▶ **Objective**
How many of the lines below include "Total"? Give the number and no other words.

— BEGIN Extracted records —

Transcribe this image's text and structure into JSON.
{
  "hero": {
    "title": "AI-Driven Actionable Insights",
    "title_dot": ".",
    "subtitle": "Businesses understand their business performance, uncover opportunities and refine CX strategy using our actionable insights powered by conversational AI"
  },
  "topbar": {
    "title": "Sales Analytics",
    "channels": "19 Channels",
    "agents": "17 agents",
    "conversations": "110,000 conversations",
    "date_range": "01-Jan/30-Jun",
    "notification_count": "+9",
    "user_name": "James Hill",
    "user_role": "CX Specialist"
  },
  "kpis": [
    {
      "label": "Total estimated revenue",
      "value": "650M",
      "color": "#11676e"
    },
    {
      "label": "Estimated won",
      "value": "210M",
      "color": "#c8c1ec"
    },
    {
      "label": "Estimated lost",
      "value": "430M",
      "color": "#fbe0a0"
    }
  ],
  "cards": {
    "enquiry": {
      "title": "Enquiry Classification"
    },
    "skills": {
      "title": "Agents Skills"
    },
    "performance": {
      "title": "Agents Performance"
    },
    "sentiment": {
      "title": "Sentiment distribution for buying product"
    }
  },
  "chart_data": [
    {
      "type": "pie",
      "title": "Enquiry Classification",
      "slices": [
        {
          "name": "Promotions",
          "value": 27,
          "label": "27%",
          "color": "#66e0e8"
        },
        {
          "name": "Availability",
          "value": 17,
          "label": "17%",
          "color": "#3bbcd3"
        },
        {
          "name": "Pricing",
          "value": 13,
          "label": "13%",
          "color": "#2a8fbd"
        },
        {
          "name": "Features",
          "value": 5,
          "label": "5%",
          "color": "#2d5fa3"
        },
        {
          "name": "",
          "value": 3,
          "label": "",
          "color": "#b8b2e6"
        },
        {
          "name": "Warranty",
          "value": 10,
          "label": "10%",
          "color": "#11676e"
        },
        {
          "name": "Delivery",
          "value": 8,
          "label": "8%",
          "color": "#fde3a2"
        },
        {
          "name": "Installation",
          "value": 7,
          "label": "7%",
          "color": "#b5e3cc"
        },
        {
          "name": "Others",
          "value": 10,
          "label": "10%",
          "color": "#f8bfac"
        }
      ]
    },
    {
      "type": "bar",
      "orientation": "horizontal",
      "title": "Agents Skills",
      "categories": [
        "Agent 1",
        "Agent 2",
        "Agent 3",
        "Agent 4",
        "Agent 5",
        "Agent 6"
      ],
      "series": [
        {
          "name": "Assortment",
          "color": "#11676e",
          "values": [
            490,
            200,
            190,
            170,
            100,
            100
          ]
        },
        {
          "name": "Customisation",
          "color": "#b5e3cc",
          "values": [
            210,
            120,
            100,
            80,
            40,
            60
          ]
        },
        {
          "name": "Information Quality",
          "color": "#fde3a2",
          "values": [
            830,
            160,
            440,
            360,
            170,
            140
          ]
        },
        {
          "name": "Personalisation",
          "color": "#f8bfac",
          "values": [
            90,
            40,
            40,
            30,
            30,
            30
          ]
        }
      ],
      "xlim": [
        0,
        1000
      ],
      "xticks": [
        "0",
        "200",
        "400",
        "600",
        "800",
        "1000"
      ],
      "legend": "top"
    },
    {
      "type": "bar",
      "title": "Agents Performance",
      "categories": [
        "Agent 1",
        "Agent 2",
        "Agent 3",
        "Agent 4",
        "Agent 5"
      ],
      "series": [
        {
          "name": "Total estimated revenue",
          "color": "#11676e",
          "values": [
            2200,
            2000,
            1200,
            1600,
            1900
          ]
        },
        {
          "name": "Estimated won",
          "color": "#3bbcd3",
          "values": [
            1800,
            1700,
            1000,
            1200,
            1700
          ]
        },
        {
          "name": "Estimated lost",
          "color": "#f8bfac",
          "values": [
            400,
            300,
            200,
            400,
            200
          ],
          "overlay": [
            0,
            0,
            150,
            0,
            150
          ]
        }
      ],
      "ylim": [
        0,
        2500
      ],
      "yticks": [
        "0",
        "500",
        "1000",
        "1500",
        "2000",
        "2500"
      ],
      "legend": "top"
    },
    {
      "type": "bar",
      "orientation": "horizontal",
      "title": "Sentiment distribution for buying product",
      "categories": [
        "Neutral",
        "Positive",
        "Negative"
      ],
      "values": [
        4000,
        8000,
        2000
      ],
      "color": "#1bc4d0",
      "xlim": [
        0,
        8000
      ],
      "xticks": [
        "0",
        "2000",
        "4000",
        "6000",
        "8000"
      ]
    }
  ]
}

— END Extracted records —

▶ **Solution for this problem**
2